- [Rows from a figure dataset]:
══════

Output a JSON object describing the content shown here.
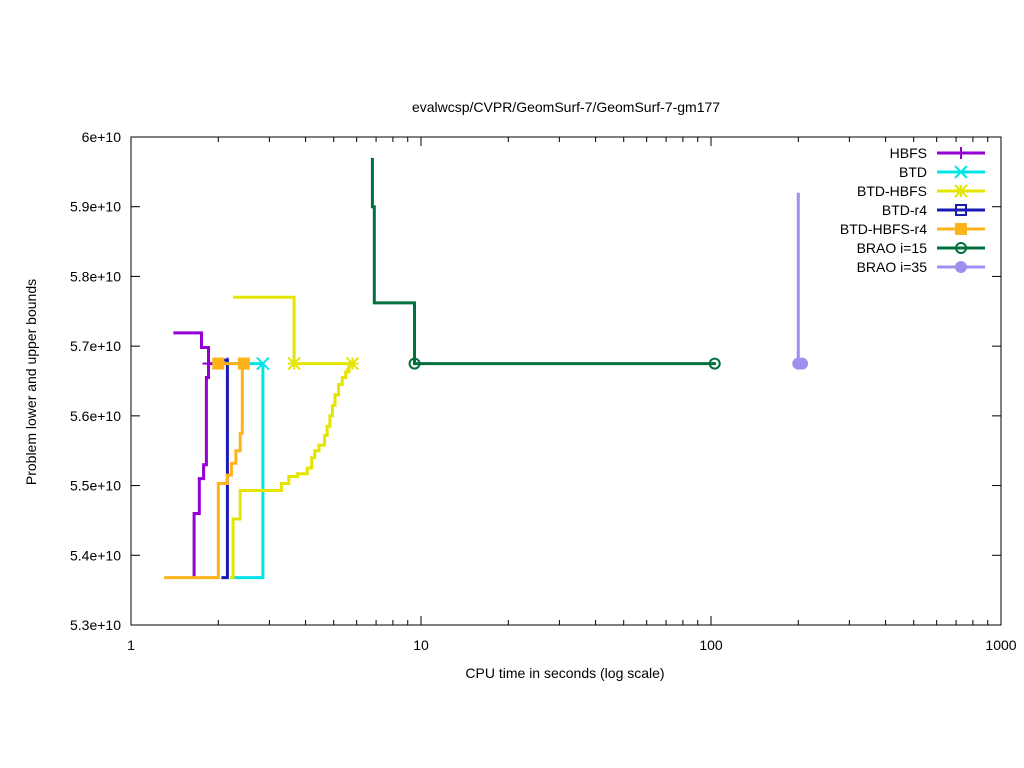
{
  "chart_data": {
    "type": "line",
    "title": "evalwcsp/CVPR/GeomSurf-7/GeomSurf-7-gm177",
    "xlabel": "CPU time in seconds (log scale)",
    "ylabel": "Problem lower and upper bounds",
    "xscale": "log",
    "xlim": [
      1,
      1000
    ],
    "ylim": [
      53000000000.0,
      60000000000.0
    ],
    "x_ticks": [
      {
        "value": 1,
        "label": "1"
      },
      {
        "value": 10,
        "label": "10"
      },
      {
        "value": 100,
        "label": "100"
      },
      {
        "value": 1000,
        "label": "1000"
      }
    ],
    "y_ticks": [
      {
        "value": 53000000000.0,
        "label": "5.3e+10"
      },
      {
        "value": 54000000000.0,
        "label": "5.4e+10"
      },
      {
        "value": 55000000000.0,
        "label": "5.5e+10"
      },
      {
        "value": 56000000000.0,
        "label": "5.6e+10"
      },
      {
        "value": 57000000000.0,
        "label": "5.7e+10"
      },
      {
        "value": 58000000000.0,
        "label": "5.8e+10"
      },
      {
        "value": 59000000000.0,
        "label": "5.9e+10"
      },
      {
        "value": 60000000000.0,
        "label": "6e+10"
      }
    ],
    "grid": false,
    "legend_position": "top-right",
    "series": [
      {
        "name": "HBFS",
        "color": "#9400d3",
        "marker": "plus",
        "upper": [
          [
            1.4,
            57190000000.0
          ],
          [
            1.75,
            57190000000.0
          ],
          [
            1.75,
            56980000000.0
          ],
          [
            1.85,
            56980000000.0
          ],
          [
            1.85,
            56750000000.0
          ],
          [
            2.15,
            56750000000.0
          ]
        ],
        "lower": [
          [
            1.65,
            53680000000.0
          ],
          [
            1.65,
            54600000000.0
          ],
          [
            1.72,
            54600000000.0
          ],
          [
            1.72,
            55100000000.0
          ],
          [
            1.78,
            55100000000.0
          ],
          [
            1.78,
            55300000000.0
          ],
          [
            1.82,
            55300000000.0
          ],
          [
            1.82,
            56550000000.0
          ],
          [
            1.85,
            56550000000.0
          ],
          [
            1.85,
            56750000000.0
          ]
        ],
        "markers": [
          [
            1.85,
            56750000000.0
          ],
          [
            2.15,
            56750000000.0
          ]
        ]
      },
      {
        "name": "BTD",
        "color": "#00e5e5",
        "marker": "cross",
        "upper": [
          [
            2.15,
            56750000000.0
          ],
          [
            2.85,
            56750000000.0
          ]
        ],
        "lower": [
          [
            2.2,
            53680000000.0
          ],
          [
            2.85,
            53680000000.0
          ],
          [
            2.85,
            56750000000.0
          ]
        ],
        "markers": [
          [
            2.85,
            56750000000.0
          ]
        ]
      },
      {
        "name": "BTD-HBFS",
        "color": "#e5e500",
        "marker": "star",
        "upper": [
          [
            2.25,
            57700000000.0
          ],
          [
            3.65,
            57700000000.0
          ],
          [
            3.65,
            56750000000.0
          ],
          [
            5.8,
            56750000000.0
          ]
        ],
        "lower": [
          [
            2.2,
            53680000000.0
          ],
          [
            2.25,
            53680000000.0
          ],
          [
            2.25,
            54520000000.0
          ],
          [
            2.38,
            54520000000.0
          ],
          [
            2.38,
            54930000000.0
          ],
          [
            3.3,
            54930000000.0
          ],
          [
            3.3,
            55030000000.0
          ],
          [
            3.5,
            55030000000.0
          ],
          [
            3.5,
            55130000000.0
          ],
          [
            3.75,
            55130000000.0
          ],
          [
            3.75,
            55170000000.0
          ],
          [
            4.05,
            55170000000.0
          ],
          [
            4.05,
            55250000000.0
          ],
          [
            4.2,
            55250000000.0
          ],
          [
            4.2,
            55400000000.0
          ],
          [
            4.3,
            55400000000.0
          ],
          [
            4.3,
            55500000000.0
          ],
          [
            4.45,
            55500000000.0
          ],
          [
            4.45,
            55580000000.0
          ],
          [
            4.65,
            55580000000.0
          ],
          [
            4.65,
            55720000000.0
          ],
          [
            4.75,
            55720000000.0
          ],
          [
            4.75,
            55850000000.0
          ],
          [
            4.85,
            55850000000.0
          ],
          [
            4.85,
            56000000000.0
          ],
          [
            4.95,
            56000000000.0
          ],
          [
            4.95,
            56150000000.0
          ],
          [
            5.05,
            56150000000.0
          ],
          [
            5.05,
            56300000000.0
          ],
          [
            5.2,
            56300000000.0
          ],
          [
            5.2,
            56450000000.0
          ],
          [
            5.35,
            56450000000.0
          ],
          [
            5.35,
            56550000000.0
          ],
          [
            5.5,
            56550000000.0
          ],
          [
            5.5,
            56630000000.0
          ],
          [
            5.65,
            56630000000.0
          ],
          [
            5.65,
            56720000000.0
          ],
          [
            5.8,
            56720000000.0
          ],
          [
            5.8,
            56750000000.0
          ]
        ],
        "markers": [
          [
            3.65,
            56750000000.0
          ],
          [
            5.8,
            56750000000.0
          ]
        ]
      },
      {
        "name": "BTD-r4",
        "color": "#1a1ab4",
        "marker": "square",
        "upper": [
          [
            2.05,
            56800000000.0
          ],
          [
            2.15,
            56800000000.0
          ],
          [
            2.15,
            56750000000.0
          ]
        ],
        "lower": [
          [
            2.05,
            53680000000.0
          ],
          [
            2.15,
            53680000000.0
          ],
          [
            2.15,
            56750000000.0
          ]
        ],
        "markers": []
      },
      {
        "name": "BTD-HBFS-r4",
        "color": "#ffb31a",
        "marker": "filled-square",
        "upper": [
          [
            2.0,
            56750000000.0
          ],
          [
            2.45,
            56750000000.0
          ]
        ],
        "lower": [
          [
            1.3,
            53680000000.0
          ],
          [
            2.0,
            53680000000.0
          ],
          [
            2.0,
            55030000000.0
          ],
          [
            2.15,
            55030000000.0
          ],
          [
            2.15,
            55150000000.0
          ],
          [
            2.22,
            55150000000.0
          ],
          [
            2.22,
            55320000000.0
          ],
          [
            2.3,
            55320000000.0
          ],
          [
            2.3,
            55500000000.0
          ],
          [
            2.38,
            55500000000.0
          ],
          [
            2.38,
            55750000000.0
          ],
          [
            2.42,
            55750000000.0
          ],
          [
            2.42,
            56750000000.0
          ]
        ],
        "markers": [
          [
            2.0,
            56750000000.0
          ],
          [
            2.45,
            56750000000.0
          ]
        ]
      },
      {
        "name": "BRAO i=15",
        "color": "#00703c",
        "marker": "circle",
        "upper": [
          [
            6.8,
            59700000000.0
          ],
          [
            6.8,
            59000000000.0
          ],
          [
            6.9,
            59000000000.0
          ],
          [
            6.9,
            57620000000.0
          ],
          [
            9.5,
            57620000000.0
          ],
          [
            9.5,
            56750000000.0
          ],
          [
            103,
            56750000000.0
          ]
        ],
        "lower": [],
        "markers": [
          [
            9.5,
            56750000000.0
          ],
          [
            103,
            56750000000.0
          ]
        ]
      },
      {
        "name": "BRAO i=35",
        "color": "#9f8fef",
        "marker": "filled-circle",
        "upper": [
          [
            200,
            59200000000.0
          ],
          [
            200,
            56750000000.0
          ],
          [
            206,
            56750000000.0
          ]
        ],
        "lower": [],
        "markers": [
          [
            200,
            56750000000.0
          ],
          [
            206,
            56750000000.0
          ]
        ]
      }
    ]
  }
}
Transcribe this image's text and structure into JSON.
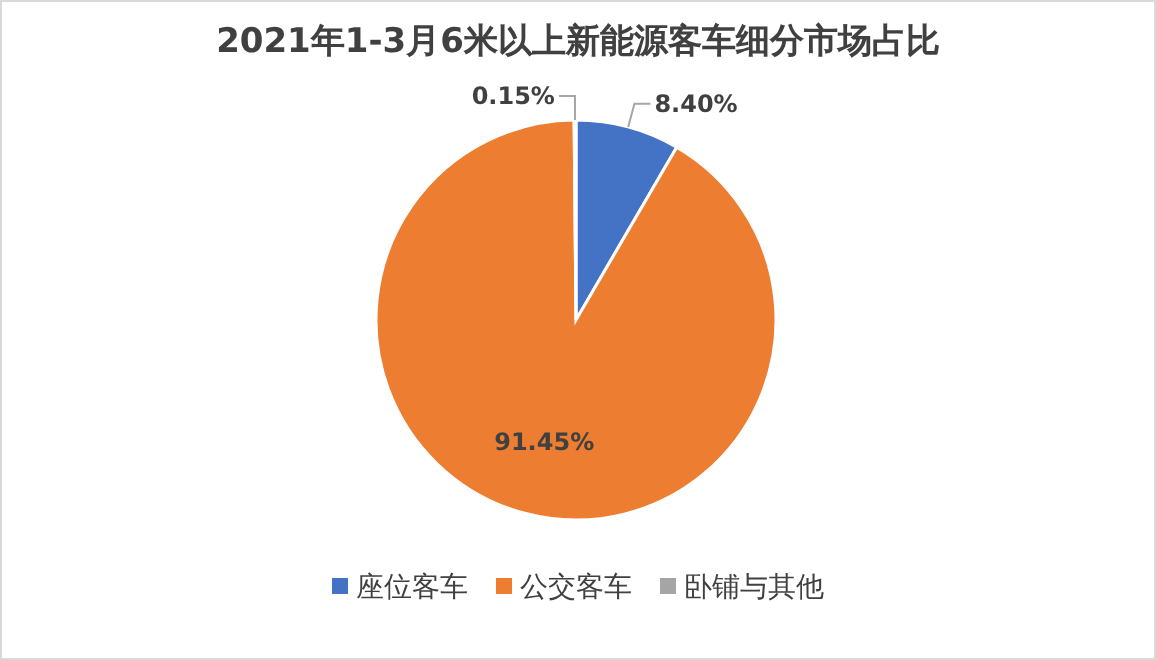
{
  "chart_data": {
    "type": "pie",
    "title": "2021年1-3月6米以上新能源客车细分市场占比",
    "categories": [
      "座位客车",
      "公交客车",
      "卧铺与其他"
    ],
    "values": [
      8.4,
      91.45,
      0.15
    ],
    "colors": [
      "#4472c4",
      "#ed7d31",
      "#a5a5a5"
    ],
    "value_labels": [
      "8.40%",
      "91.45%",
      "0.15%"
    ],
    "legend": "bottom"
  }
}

══════

- [EXERCISE AIM]:
Take the lines from the one that contains "Transcribe this image's" down to the last line of the listing above, both included, and set them down exactly, leaving out pictures.

- [TASK RESULT]:
Transcribe this image's text and structure into JSON.
{
  "chart_data": {
    "type": "pie",
    "title": "2021年1-3月6米以上新能源客车细分市场占比",
    "categories": [
      "座位客车",
      "公交客车",
      "卧铺与其他"
    ],
    "values": [
      8.4,
      91.45,
      0.15
    ],
    "colors": [
      "#4472c4",
      "#ed7d31",
      "#a5a5a5"
    ],
    "value_labels": [
      "8.40%",
      "91.45%",
      "0.15%"
    ],
    "legend": "bottom"
  }
}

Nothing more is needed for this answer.